_Goal of the exercise_:
Each line of the material below that holds the word "title" needs to be copied.

_Data supplied_:
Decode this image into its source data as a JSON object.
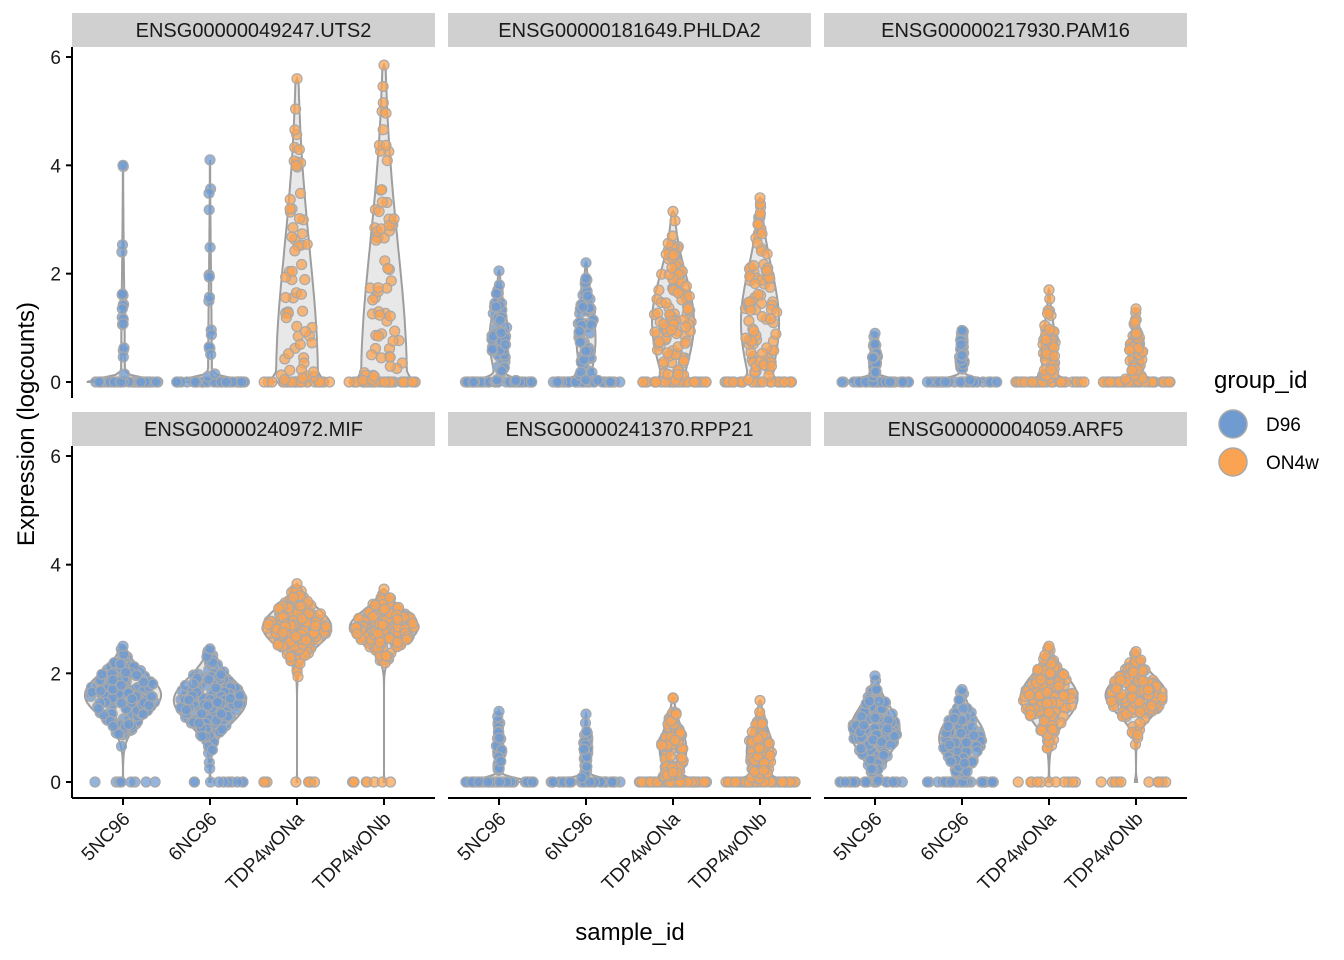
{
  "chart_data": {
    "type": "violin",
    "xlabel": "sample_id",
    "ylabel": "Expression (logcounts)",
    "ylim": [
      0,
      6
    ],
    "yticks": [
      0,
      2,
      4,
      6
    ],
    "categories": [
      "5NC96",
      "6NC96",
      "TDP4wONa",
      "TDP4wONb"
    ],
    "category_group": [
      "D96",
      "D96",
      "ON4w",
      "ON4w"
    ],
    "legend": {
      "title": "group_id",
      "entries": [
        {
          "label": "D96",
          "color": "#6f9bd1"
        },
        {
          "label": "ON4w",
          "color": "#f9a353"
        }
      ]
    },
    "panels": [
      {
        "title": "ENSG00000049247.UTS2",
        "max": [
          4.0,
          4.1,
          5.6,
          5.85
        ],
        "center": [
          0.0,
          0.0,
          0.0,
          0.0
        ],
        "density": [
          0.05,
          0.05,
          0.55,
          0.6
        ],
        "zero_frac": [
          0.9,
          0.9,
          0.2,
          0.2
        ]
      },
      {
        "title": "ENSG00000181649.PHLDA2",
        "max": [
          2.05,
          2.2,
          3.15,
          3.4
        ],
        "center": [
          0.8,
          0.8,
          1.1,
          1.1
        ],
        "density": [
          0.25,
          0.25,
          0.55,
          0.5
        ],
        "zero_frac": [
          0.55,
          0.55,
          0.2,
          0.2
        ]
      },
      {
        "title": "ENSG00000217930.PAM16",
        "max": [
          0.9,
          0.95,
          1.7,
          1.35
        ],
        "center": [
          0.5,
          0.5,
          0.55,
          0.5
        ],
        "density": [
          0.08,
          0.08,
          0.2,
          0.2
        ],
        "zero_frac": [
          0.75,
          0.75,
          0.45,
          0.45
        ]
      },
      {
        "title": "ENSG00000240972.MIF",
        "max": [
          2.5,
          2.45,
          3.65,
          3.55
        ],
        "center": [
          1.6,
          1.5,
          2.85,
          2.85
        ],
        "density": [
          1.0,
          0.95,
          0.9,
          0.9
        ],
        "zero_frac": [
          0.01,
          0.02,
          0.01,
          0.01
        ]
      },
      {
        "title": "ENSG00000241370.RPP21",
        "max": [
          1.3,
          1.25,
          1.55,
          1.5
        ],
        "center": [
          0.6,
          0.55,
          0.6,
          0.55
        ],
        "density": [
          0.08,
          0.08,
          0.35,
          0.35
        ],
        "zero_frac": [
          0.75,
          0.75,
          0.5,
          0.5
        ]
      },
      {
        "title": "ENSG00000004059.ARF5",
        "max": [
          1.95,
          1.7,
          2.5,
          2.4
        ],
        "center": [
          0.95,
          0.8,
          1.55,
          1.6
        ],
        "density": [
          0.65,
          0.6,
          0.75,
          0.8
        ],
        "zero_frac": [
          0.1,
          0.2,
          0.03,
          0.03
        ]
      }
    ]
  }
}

_Finished exercise_:
      "title": "group_id",
        "title": "ENSG00000049247.UTS2",
        "title": "ENSG00000181649.PHLDA2",
        "title": "ENSG00000217930.PAM16",
        "title": "ENSG00000240972.MIF",
        "title": "ENSG00000241370.RPP21",
        "title": "ENSG00000004059.ARF5",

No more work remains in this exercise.